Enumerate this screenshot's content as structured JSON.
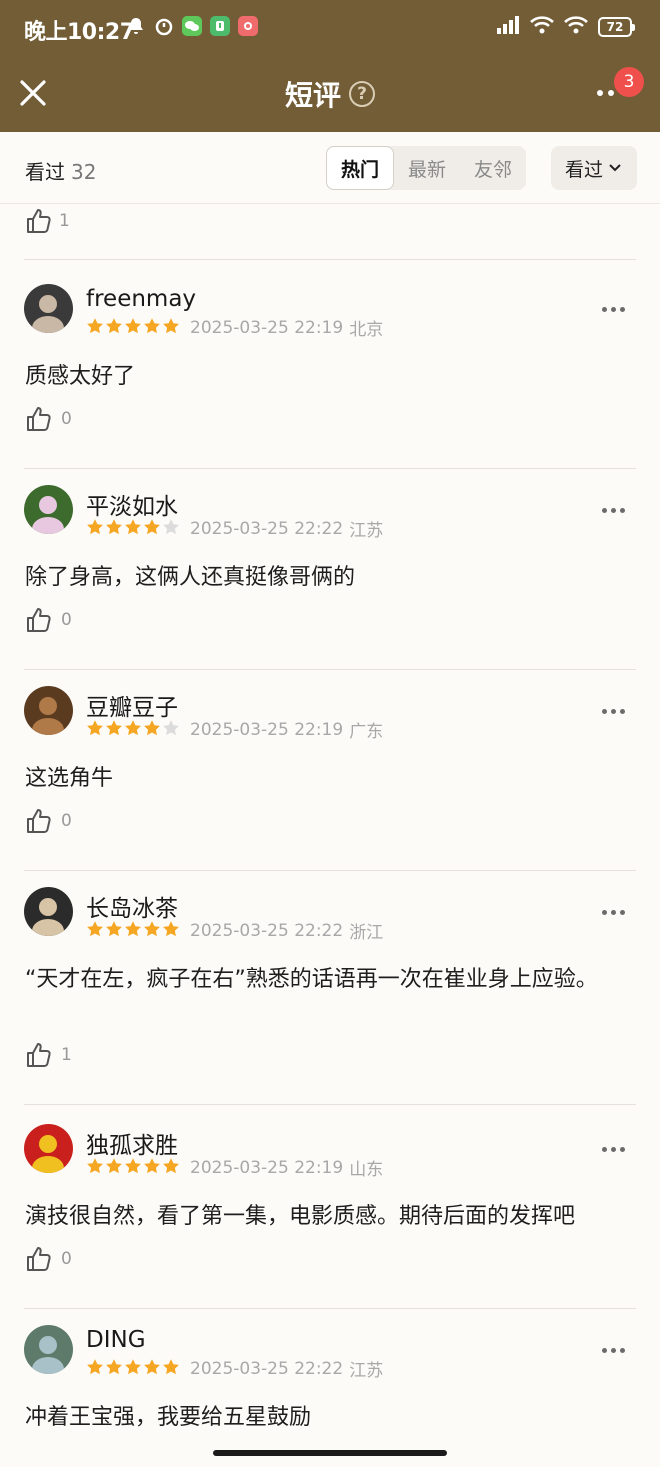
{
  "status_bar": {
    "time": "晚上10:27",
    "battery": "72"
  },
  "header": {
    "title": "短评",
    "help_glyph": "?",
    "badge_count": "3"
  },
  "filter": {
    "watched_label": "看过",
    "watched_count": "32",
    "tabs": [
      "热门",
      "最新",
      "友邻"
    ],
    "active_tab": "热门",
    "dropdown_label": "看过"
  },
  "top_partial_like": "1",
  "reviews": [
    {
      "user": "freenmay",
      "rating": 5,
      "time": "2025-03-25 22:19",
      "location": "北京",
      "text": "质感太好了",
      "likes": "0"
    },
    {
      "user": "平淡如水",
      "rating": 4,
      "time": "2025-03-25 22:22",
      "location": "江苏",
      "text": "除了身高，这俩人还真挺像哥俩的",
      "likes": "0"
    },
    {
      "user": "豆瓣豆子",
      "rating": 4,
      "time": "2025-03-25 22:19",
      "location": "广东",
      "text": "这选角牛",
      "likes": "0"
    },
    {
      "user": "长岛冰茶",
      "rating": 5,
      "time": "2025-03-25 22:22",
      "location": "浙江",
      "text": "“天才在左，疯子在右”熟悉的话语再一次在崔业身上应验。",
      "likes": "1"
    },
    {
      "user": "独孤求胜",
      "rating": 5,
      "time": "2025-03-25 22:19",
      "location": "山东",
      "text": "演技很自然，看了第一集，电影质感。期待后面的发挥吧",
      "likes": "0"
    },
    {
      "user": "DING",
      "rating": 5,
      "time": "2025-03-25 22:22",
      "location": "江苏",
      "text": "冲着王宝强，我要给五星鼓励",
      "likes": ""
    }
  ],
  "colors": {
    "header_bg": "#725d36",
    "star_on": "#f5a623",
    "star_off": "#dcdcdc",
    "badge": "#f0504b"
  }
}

================

Written request = Omit the pictures, and quote the material above exactly as given.

Solution to the exercise =
Enumerate this screenshot's content as structured JSON.
{
  "status_bar": {
    "time": "晚上10:27",
    "battery": "72"
  },
  "header": {
    "title": "短评",
    "help_glyph": "?",
    "badge_count": "3"
  },
  "filter": {
    "watched_label": "看过",
    "watched_count": "32",
    "tabs": [
      "热门",
      "最新",
      "友邻"
    ],
    "active_tab": "热门",
    "dropdown_label": "看过"
  },
  "top_partial_like": "1",
  "reviews": [
    {
      "user": "freenmay",
      "rating": 5,
      "time": "2025-03-25 22:19",
      "location": "北京",
      "text": "质感太好了",
      "likes": "0"
    },
    {
      "user": "平淡如水",
      "rating": 4,
      "time": "2025-03-25 22:22",
      "location": "江苏",
      "text": "除了身高，这俩人还真挺像哥俩的",
      "likes": "0"
    },
    {
      "user": "豆瓣豆子",
      "rating": 4,
      "time": "2025-03-25 22:19",
      "location": "广东",
      "text": "这选角牛",
      "likes": "0"
    },
    {
      "user": "长岛冰茶",
      "rating": 5,
      "time": "2025-03-25 22:22",
      "location": "浙江",
      "text": "“天才在左，疯子在右”熟悉的话语再一次在崔业身上应验。",
      "likes": "1"
    },
    {
      "user": "独孤求胜",
      "rating": 5,
      "time": "2025-03-25 22:19",
      "location": "山东",
      "text": "演技很自然，看了第一集，电影质感。期待后面的发挥吧",
      "likes": "0"
    },
    {
      "user": "DING",
      "rating": 5,
      "time": "2025-03-25 22:22",
      "location": "江苏",
      "text": "冲着王宝强，我要给五星鼓励",
      "likes": ""
    }
  ],
  "colors": {
    "header_bg": "#725d36",
    "star_on": "#f5a623",
    "star_off": "#dcdcdc",
    "badge": "#f0504b"
  }
}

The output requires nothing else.